**RECORDS FOR THE TASK**
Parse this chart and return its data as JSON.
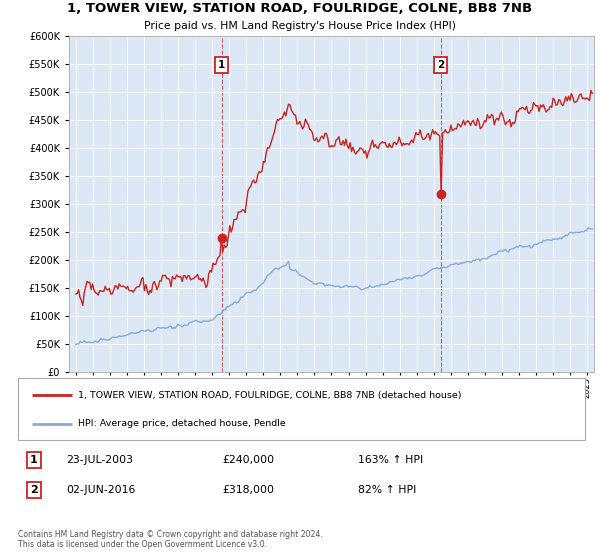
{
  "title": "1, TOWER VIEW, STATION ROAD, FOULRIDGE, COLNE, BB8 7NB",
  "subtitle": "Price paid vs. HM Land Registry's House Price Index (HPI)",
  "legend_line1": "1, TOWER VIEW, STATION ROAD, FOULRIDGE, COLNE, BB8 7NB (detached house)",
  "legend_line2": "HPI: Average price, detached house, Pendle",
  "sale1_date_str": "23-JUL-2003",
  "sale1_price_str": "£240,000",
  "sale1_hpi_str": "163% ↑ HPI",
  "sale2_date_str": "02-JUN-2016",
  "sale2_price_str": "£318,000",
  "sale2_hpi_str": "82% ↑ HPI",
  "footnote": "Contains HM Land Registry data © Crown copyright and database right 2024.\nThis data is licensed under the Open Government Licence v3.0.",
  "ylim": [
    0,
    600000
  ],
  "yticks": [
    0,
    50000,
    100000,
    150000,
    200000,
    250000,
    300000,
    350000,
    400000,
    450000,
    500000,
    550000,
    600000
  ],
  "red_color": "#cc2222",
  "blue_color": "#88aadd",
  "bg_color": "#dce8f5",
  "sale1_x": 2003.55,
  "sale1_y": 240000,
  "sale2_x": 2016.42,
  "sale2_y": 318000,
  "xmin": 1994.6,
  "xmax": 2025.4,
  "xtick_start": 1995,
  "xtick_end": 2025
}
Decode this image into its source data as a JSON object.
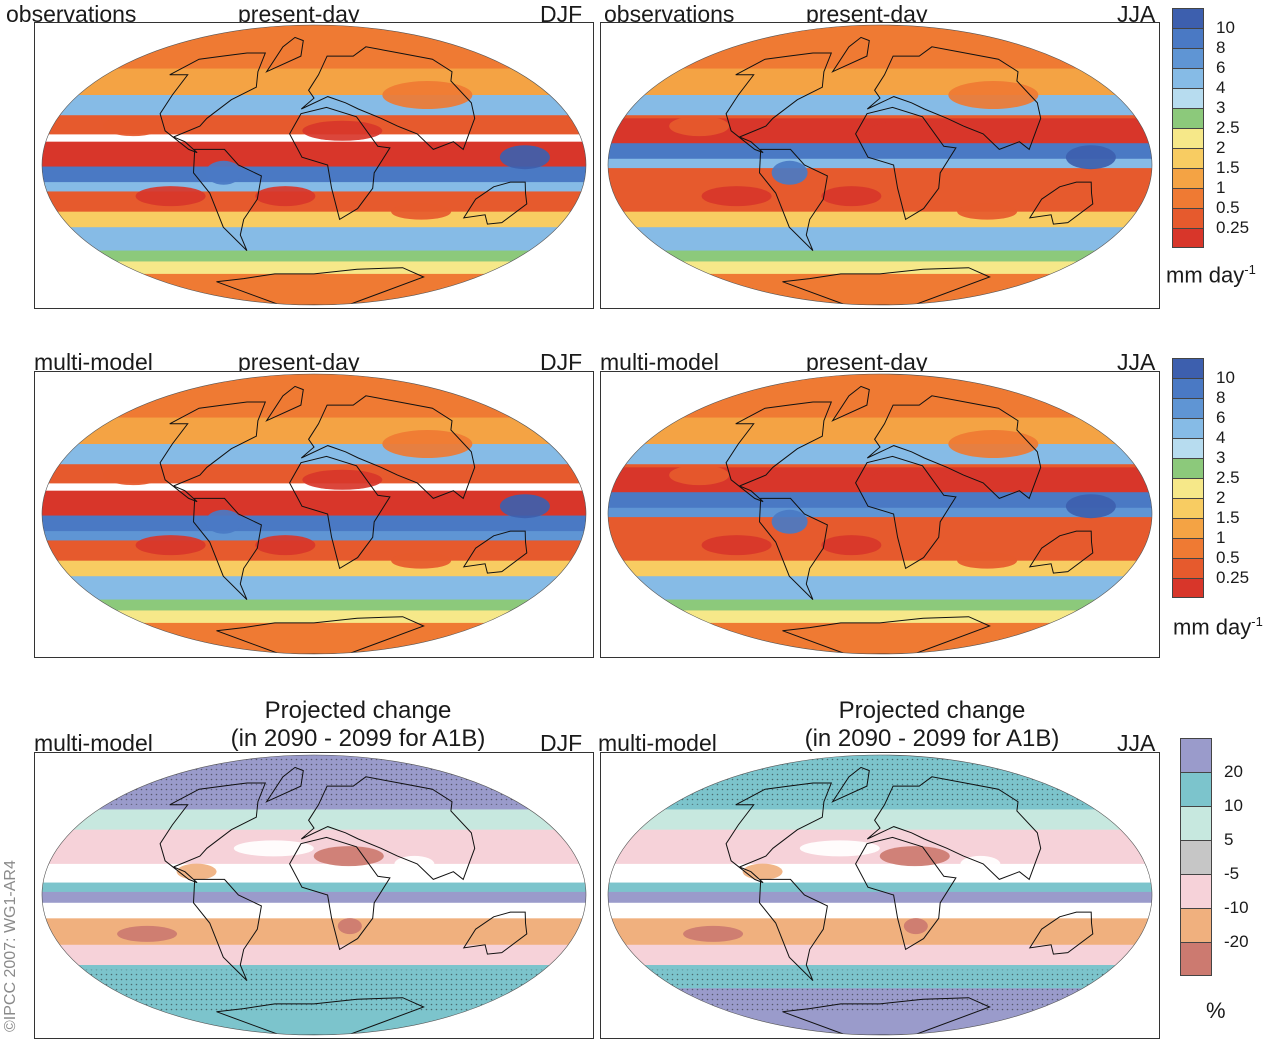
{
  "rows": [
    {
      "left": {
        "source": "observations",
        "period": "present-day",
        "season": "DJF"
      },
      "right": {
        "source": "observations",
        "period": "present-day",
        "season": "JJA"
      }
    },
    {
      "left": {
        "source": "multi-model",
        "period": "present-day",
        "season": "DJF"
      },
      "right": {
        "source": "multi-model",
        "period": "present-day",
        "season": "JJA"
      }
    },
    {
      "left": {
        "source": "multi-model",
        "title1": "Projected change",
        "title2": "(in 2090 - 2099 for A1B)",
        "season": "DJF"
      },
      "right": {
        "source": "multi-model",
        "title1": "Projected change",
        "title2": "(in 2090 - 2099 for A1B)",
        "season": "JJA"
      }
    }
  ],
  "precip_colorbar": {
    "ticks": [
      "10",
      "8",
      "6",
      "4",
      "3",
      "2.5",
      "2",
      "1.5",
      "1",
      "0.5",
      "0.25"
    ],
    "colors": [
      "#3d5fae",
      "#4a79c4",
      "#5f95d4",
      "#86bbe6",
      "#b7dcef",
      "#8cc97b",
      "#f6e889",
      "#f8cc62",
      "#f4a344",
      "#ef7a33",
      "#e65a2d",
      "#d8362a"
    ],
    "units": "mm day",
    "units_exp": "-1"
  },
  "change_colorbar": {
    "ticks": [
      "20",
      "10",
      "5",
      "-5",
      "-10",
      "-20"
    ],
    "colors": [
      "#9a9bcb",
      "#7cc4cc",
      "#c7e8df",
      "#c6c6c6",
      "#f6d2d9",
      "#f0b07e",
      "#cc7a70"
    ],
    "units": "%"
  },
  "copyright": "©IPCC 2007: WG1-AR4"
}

**WORK TO DO**
Going through the data, tally the lines containing "Land" and report only the result.

**CORRECT RESULT**
2